#### Task data

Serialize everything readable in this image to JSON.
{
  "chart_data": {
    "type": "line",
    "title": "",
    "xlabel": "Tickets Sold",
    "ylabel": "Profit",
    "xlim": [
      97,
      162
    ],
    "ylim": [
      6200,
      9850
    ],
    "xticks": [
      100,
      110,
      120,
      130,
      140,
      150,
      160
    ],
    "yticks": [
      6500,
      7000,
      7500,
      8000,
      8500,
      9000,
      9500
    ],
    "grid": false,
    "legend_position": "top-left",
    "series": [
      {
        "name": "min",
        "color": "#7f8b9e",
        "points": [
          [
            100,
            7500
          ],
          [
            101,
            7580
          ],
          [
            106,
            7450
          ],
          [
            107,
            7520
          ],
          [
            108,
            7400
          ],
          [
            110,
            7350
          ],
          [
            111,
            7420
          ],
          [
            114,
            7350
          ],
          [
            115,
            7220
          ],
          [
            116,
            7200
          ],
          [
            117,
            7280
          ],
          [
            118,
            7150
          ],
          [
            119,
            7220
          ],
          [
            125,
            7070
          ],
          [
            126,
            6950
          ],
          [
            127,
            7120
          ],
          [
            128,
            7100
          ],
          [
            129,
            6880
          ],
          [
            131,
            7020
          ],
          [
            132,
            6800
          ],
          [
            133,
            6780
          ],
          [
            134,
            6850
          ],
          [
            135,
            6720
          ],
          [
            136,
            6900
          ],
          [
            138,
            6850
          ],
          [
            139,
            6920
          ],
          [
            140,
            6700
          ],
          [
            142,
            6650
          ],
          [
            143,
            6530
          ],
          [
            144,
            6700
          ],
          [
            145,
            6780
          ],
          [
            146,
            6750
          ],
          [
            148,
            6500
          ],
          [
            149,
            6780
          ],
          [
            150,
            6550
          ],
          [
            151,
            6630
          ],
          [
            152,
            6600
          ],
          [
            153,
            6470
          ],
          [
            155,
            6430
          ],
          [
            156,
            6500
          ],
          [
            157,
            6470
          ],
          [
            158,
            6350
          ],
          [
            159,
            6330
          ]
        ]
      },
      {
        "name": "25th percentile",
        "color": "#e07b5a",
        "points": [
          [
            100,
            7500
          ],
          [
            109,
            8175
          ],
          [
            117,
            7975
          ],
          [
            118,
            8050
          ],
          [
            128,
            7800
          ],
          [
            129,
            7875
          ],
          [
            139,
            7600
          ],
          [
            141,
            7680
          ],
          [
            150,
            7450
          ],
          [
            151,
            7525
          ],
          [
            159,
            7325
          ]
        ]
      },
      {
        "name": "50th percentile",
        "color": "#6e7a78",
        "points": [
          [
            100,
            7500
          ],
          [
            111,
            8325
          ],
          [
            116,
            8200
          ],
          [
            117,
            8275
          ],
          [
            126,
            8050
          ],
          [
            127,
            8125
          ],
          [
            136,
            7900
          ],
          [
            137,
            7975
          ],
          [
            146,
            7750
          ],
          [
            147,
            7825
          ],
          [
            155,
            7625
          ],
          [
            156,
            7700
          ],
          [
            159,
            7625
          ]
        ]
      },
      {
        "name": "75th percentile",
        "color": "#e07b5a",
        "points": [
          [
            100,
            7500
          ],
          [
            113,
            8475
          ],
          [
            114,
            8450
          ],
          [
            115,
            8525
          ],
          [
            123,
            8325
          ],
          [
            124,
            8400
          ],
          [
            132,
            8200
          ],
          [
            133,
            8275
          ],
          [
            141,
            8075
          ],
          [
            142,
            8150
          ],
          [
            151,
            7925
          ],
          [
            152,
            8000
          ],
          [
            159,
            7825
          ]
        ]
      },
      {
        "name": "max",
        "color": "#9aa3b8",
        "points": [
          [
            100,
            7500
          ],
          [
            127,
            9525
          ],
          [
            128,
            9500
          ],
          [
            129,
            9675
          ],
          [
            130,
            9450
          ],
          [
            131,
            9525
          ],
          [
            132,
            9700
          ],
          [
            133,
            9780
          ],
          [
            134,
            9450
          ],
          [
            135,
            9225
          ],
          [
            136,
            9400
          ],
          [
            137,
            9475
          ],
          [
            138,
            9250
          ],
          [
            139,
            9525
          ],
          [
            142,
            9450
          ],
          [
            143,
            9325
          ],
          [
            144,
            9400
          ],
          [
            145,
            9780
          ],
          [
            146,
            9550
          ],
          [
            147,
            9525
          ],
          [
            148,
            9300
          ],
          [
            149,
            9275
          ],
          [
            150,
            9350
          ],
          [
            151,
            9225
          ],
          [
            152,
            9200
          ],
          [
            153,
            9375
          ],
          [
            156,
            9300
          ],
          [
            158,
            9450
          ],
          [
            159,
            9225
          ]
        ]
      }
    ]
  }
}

########

Each line of the material should be echoed exactly.

Serialize everything readable in this image to JSON.
{
  "chart_data": {
    "type": "line",
    "title": "",
    "xlabel": "Tickets Sold",
    "ylabel": "Profit",
    "xlim": [
      97,
      162
    ],
    "ylim": [
      6200,
      9850
    ],
    "xticks": [
      100,
      110,
      120,
      130,
      140,
      150,
      160
    ],
    "yticks": [
      6500,
      7000,
      7500,
      8000,
      8500,
      9000,
      9500
    ],
    "grid": false,
    "legend_position": "top-left",
    "series": [
      {
        "name": "min",
        "color": "#7f8b9e",
        "points": [
          [
            100,
            7500
          ],
          [
            101,
            7580
          ],
          [
            106,
            7450
          ],
          [
            107,
            7520
          ],
          [
            108,
            7400
          ],
          [
            110,
            7350
          ],
          [
            111,
            7420
          ],
          [
            114,
            7350
          ],
          [
            115,
            7220
          ],
          [
            116,
            7200
          ],
          [
            117,
            7280
          ],
          [
            118,
            7150
          ],
          [
            119,
            7220
          ],
          [
            125,
            7070
          ],
          [
            126,
            6950
          ],
          [
            127,
            7120
          ],
          [
            128,
            7100
          ],
          [
            129,
            6880
          ],
          [
            131,
            7020
          ],
          [
            132,
            6800
          ],
          [
            133,
            6780
          ],
          [
            134,
            6850
          ],
          [
            135,
            6720
          ],
          [
            136,
            6900
          ],
          [
            138,
            6850
          ],
          [
            139,
            6920
          ],
          [
            140,
            6700
          ],
          [
            142,
            6650
          ],
          [
            143,
            6530
          ],
          [
            144,
            6700
          ],
          [
            145,
            6780
          ],
          [
            146,
            6750
          ],
          [
            148,
            6500
          ],
          [
            149,
            6780
          ],
          [
            150,
            6550
          ],
          [
            151,
            6630
          ],
          [
            152,
            6600
          ],
          [
            153,
            6470
          ],
          [
            155,
            6430
          ],
          [
            156,
            6500
          ],
          [
            157,
            6470
          ],
          [
            158,
            6350
          ],
          [
            159,
            6330
          ]
        ]
      },
      {
        "name": "25th percentile",
        "color": "#e07b5a",
        "points": [
          [
            100,
            7500
          ],
          [
            109,
            8175
          ],
          [
            117,
            7975
          ],
          [
            118,
            8050
          ],
          [
            128,
            7800
          ],
          [
            129,
            7875
          ],
          [
            139,
            7600
          ],
          [
            141,
            7680
          ],
          [
            150,
            7450
          ],
          [
            151,
            7525
          ],
          [
            159,
            7325
          ]
        ]
      },
      {
        "name": "50th percentile",
        "color": "#6e7a78",
        "points": [
          [
            100,
            7500
          ],
          [
            111,
            8325
          ],
          [
            116,
            8200
          ],
          [
            117,
            8275
          ],
          [
            126,
            8050
          ],
          [
            127,
            8125
          ],
          [
            136,
            7900
          ],
          [
            137,
            7975
          ],
          [
            146,
            7750
          ],
          [
            147,
            7825
          ],
          [
            155,
            7625
          ],
          [
            156,
            7700
          ],
          [
            159,
            7625
          ]
        ]
      },
      {
        "name": "75th percentile",
        "color": "#e07b5a",
        "points": [
          [
            100,
            7500
          ],
          [
            113,
            8475
          ],
          [
            114,
            8450
          ],
          [
            115,
            8525
          ],
          [
            123,
            8325
          ],
          [
            124,
            8400
          ],
          [
            132,
            8200
          ],
          [
            133,
            8275
          ],
          [
            141,
            8075
          ],
          [
            142,
            8150
          ],
          [
            151,
            7925
          ],
          [
            152,
            8000
          ],
          [
            159,
            7825
          ]
        ]
      },
      {
        "name": "max",
        "color": "#9aa3b8",
        "points": [
          [
            100,
            7500
          ],
          [
            127,
            9525
          ],
          [
            128,
            9500
          ],
          [
            129,
            9675
          ],
          [
            130,
            9450
          ],
          [
            131,
            9525
          ],
          [
            132,
            9700
          ],
          [
            133,
            9780
          ],
          [
            134,
            9450
          ],
          [
            135,
            9225
          ],
          [
            136,
            9400
          ],
          [
            137,
            9475
          ],
          [
            138,
            9250
          ],
          [
            139,
            9525
          ],
          [
            142,
            9450
          ],
          [
            143,
            9325
          ],
          [
            144,
            9400
          ],
          [
            145,
            9780
          ],
          [
            146,
            9550
          ],
          [
            147,
            9525
          ],
          [
            148,
            9300
          ],
          [
            149,
            9275
          ],
          [
            150,
            9350
          ],
          [
            151,
            9225
          ],
          [
            152,
            9200
          ],
          [
            153,
            9375
          ],
          [
            156,
            9300
          ],
          [
            158,
            9450
          ],
          [
            159,
            9225
          ]
        ]
      }
    ]
  }
}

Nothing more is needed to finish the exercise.